▼▼▼

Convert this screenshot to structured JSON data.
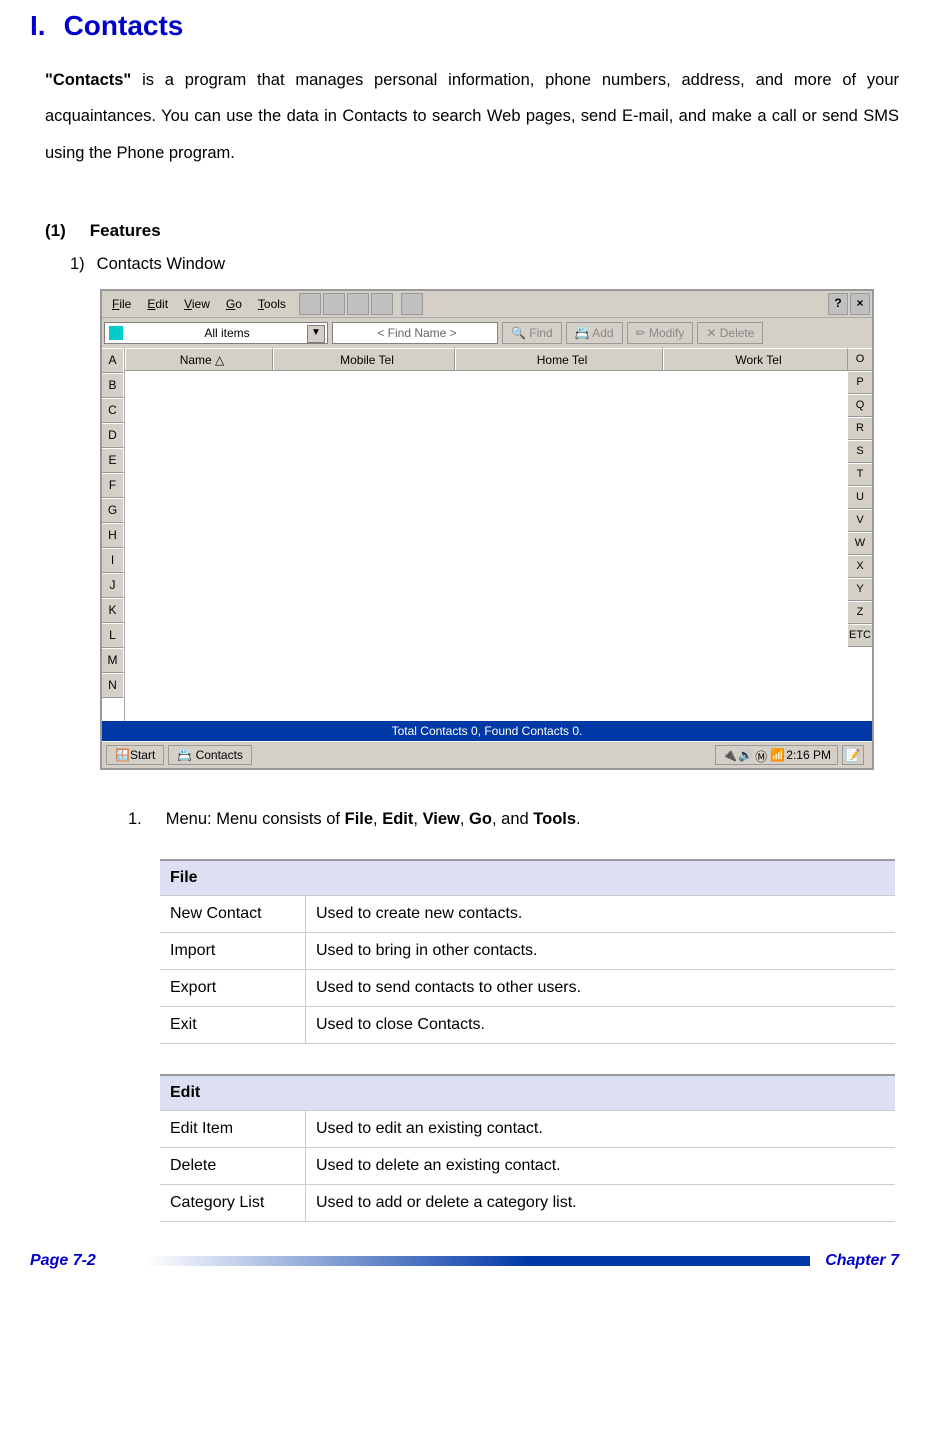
{
  "title": {
    "number": "I.",
    "text": "Contacts"
  },
  "description": {
    "bold": "\"Contacts\"",
    "text": " is a program that manages personal information, phone numbers, address, and more of your acquaintances. You can use the data in Contacts to search Web pages, send E-mail, and make a call or send SMS using the Phone program."
  },
  "subsection": {
    "num": "(1)",
    "text": "Features"
  },
  "item": {
    "num": "1)",
    "text": "Contacts Window"
  },
  "screenshot": {
    "menu": {
      "file": "File",
      "edit": "Edit",
      "view": "View",
      "go": "Go",
      "tools": "Tools",
      "help": "?",
      "close": "×"
    },
    "toolbar": {
      "filter": "All items",
      "search": "< Find  Name >",
      "find": "Find",
      "add": "Add",
      "modify": "Modify",
      "delete": "Delete"
    },
    "columns": {
      "name": "Name",
      "mobile": "Mobile Tel",
      "home": "Home Tel",
      "work": "Work Tel"
    },
    "leftLetters": [
      "A",
      "B",
      "C",
      "D",
      "E",
      "F",
      "G",
      "H",
      "I",
      "J",
      "K",
      "L",
      "M",
      "N"
    ],
    "rightLetters": [
      "O",
      "P",
      "Q",
      "R",
      "S",
      "T",
      "U",
      "V",
      "W",
      "X",
      "Y",
      "Z",
      "ETC"
    ],
    "status": "Total Contacts  0, Found Contacts 0.",
    "taskbar": {
      "start": "Start",
      "app": "Contacts",
      "time": "2:16 PM"
    }
  },
  "numbered": {
    "num": "1.",
    "text_a": "Menu: Menu consists of ",
    "b1": "File",
    "c1": ", ",
    "b2": "Edit",
    "c2": ", ",
    "b3": "View",
    "c3": ", ",
    "b4": "Go",
    "c4": ", and ",
    "b5": "Tools",
    "c5": "."
  },
  "fileTable": {
    "header": "File",
    "rows": [
      {
        "k": "New Contact",
        "v": "Used to create new contacts."
      },
      {
        "k": "Import",
        "v": "Used to bring in other contacts."
      },
      {
        "k": "Export",
        "v": "Used to send contacts to other users."
      },
      {
        "k": "Exit",
        "v": "Used to close Contacts."
      }
    ]
  },
  "editTable": {
    "header": "Edit",
    "rows": [
      {
        "k": "Edit Item",
        "v": "Used to edit an existing contact."
      },
      {
        "k": "Delete",
        "v": "Used to delete an existing contact."
      },
      {
        "k": "Category List",
        "v": "Used to add or delete a category list."
      }
    ]
  },
  "footer": {
    "left": "Page 7-2",
    "right": "Chapter 7"
  }
}
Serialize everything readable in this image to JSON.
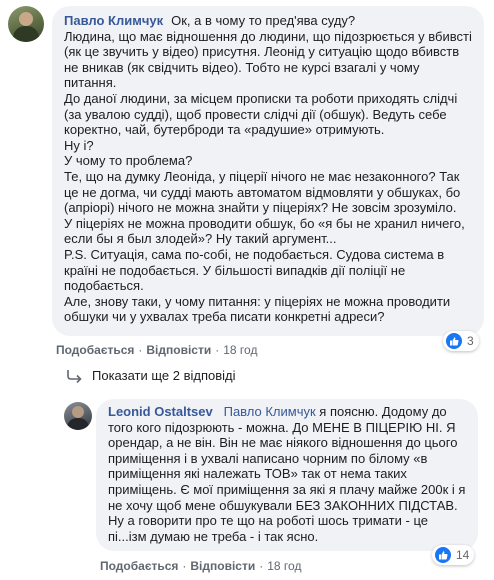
{
  "comment1": {
    "author": "Павло Климчук",
    "text": "Ок, а в чому то пред'ява суду?\nЛюдина, що має відношення до людини, що підозрюється у вбивсті (як це звучить у відео) присутня. Леонід у ситуацію щодо вбивств не вникав (як свідчить відео). Тобто не курсі взагалі у чому питання.\nДо даної людини, за місцем прописки та роботи приходять слідчі (за увалою судді), щоб провести слідчі дії (обшук). Ведуть себе коректно, чай, бутерброди та «радушие» отримують.\nНу і?\nУ чому то проблема?\nТе, що на думку Леоніда, у піцерії нічого не має незаконного? Так це не догма, чи судді мають автоматом відмовляти у обшуках, бо (апріорі) нічого не можна знайти у піцеріях? Не зовсім зрозуміло.\nУ піцеріях не можна проводити обшук, бо «я бы не хранил ничего, если бы я был злодей»? Ну такий аргумент...\nP.S. Ситуація, сама по-собі, не подобається. Судова система в країні не подобається. У більшості випадків дії поліції не подобається.\nАле, знову таки, у чому питання: у піцеріях не можна проводити обшуки чи у ухвалах треба писати конкретні адреси?",
    "like": "Подобається",
    "reply": "Відповісти",
    "time": "18 год",
    "reaction_count": "3"
  },
  "replies_link": "Показати ще 2 відповіді",
  "comment2": {
    "author": "Leonid Ostaltsev",
    "mention": "Павло Климчук",
    "text": "я поясню. Додому до того кого підозрюють - можна. До МЕНЕ В ПІЦЕРІЮ НІ. Я орендар, а не він. Він не має ніякого відношення до цього приміщення і в ухвалі написано чорним по білому «в приміщення які належать ТОВ» так от нема таких приміщень. Є мої приміщення за які я плачу майже 200к і я не хочу щоб мене обшукували БЕЗ ЗАКОННИХ ПІДСТАВ. Ну а говорити про те що на роботі шось тримати - це пі...ізм думаю не треба - і так ясно.",
    "like": "Подобається",
    "reply": "Відповісти",
    "time": "18 год",
    "reaction_count": "14"
  },
  "colors": {
    "bubble": "#f0f2f5",
    "author": "#385898",
    "like_blue": "#1877f2",
    "meta": "#606770"
  }
}
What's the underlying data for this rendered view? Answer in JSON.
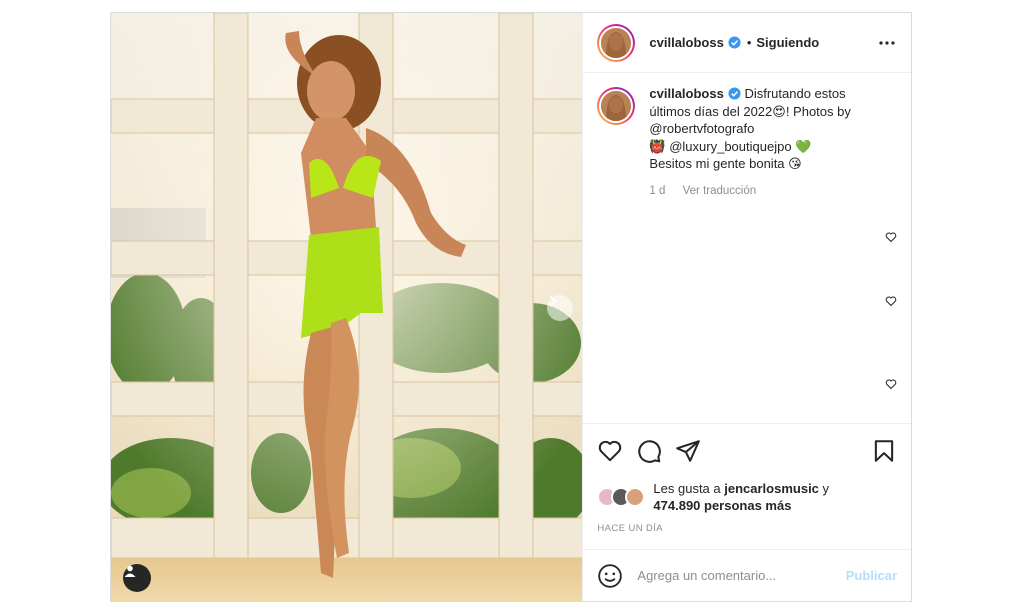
{
  "header": {
    "username": "cvillaloboss",
    "separator": "•",
    "follow_status": "Siguiendo"
  },
  "caption": {
    "username": "cvillaloboss",
    "line1": "Disfrutando estos últimos días del 2022",
    "line1_emoji": "😍",
    "line1_tail": "! Photos by",
    "mention1": "@robertvfotografo",
    "line3_emoji": "👹",
    "mention2": "@luxury_boutiquejpo",
    "line3_heart": "💚",
    "line4": "Besitos mi gente bonita",
    "line4_emoji": "😘",
    "age": "1 d",
    "translate": "Ver traducción"
  },
  "likes": {
    "prefix": "Les gusta a",
    "user": "jencarlosmusic",
    "middle": "y",
    "count": "474.890 personas más"
  },
  "timestamp": "HACE UN DÍA",
  "comment_box": {
    "placeholder": "Agrega un comentario...",
    "post_label": "Publicar"
  },
  "icons": {
    "verified": "verified-badge-icon",
    "more": "more-options-icon",
    "like": "heart-icon",
    "comment": "comment-icon",
    "share": "paper-plane-icon",
    "save": "bookmark-icon",
    "emoji": "smiley-icon",
    "next": "chevron-right-icon",
    "tag": "user-tag-icon"
  },
  "colors": {
    "accent": "#0095f6",
    "verified": "#3897f0",
    "publish_disabled": "#b2dffc",
    "muted": "#8e8e8e"
  }
}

▲▲▲

### To do
Transcribe the material exactly, and leave out whatever pictures it holds.

### Correct result
Convert this screenshot to structured JSON data.
{
  "title": {
    "number": "I.",
    "text": "Contacts"
  },
  "description": {
    "bold": "\"Contacts\"",
    "text": " is a program that manages personal information, phone numbers, address, and more of your acquaintances. You can use the data in Contacts to search Web pages, send E-mail, and make a call or send SMS using the Phone program."
  },
  "subsection": {
    "num": "(1)",
    "text": "Features"
  },
  "item": {
    "num": "1)",
    "text": "Contacts Window"
  },
  "screenshot": {
    "menu": {
      "file": "File",
      "edit": "Edit",
      "view": "View",
      "go": "Go",
      "tools": "Tools",
      "help": "?",
      "close": "×"
    },
    "toolbar": {
      "filter": "All items",
      "search": "< Find  Name >",
      "find": "Find",
      "add": "Add",
      "modify": "Modify",
      "delete": "Delete"
    },
    "columns": {
      "name": "Name",
      "mobile": "Mobile Tel",
      "home": "Home Tel",
      "work": "Work Tel"
    },
    "leftLetters": [
      "A",
      "B",
      "C",
      "D",
      "E",
      "F",
      "G",
      "H",
      "I",
      "J",
      "K",
      "L",
      "M",
      "N"
    ],
    "rightLetters": [
      "O",
      "P",
      "Q",
      "R",
      "S",
      "T",
      "U",
      "V",
      "W",
      "X",
      "Y",
      "Z",
      "ETC"
    ],
    "status": "Total Contacts  0, Found Contacts 0.",
    "taskbar": {
      "start": "Start",
      "app": "Contacts",
      "time": "2:16 PM"
    }
  },
  "numbered": {
    "num": "1.",
    "text_a": "Menu: Menu consists of ",
    "b1": "File",
    "c1": ", ",
    "b2": "Edit",
    "c2": ", ",
    "b3": "View",
    "c3": ", ",
    "b4": "Go",
    "c4": ", and ",
    "b5": "Tools",
    "c5": "."
  },
  "fileTable": {
    "header": "File",
    "rows": [
      {
        "k": "New Contact",
        "v": "Used to create new contacts."
      },
      {
        "k": "Import",
        "v": "Used to bring in other contacts."
      },
      {
        "k": "Export",
        "v": "Used to send contacts to other users."
      },
      {
        "k": "Exit",
        "v": "Used to close Contacts."
      }
    ]
  },
  "editTable": {
    "header": "Edit",
    "rows": [
      {
        "k": "Edit Item",
        "v": "Used to edit an existing contact."
      },
      {
        "k": "Delete",
        "v": "Used to delete an existing contact."
      },
      {
        "k": "Category List",
        "v": "Used to add or delete a category list."
      }
    ]
  },
  "footer": {
    "left": "Page 7-2",
    "right": "Chapter 7"
  }
}
Serialize everything readable in this image to JSON.
{
  "comment1": {
    "author": "Павло Климчук",
    "text": "Ок, а в чому то пред'ява суду?\nЛюдина, що має відношення до людини, що підозрюється у вбивсті (як це звучить у відео) присутня. Леонід у ситуацію щодо вбивств не вникав (як свідчить відео). Тобто не курсі взагалі у чому питання.\nДо даної людини, за місцем прописки та роботи приходять слідчі (за увалою судді), щоб провести слідчі дії (обшук). Ведуть себе коректно, чай, бутерброди та «радушие» отримують.\nНу і?\nУ чому то проблема?\nТе, що на думку Леоніда, у піцерії нічого не має незаконного? Так це не догма, чи судді мають автоматом відмовляти у обшуках, бо (апріорі) нічого не можна знайти у піцеріях? Не зовсім зрозуміло.\nУ піцеріях не можна проводити обшук, бо «я бы не хранил ничего, если бы я был злодей»? Ну такий аргумент...\nP.S. Ситуація, сама по-собі, не подобається. Судова система в країні не подобається. У більшості випадків дії поліції не подобається.\nАле, знову таки, у чому питання: у піцеріях не можна проводити обшуки чи у ухвалах треба писати конкретні адреси?",
    "like": "Подобається",
    "reply": "Відповісти",
    "time": "18 год",
    "reaction_count": "3"
  },
  "replies_link": "Показати ще 2 відповіді",
  "comment2": {
    "author": "Leonid Ostaltsev",
    "mention": "Павло Климчук",
    "text": "я поясню. Додому до того кого підозрюють - можна. До МЕНЕ В ПІЦЕРІЮ НІ. Я орендар, а не він. Він не має ніякого відношення до цього приміщення і в ухвалі написано чорним по білому «в приміщення які належать ТОВ» так от нема таких приміщень. Є мої приміщення за які я плачу майже 200к і я не хочу щоб мене обшукували БЕЗ ЗАКОННИХ ПІДСТАВ. Ну а говорити про те що на роботі шось тримати - це пі...ізм думаю не треба - і так ясно.",
    "like": "Подобається",
    "reply": "Відповісти",
    "time": "18 год",
    "reaction_count": "14"
  },
  "colors": {
    "bubble": "#f0f2f5",
    "author": "#385898",
    "like_blue": "#1877f2",
    "meta": "#606770"
  }
}
What's the underlying data for this rendered view? Answer in JSON.
{
  "header": {
    "username": "cvillaloboss",
    "separator": "•",
    "follow_status": "Siguiendo"
  },
  "caption": {
    "username": "cvillaloboss",
    "line1": "Disfrutando estos últimos días del 2022",
    "line1_emoji": "😍",
    "line1_tail": "! Photos by",
    "mention1": "@robertvfotografo",
    "line3_emoji": "👹",
    "mention2": "@luxury_boutiquejpo",
    "line3_heart": "💚",
    "line4": "Besitos mi gente bonita",
    "line4_emoji": "😘",
    "age": "1 d",
    "translate": "Ver traducción"
  },
  "likes": {
    "prefix": "Les gusta a",
    "user": "jencarlosmusic",
    "middle": "y",
    "count": "474.890 personas más"
  },
  "timestamp": "HACE UN DÍA",
  "comment_box": {
    "placeholder": "Agrega un comentario...",
    "post_label": "Publicar"
  },
  "icons": {
    "verified": "verified-badge-icon",
    "more": "more-options-icon",
    "like": "heart-icon",
    "comment": "comment-icon",
    "share": "paper-plane-icon",
    "save": "bookmark-icon",
    "emoji": "smiley-icon",
    "next": "chevron-right-icon",
    "tag": "user-tag-icon"
  },
  "colors": {
    "accent": "#0095f6",
    "verified": "#3897f0",
    "publish_disabled": "#b2dffc",
    "muted": "#8e8e8e"
  }
}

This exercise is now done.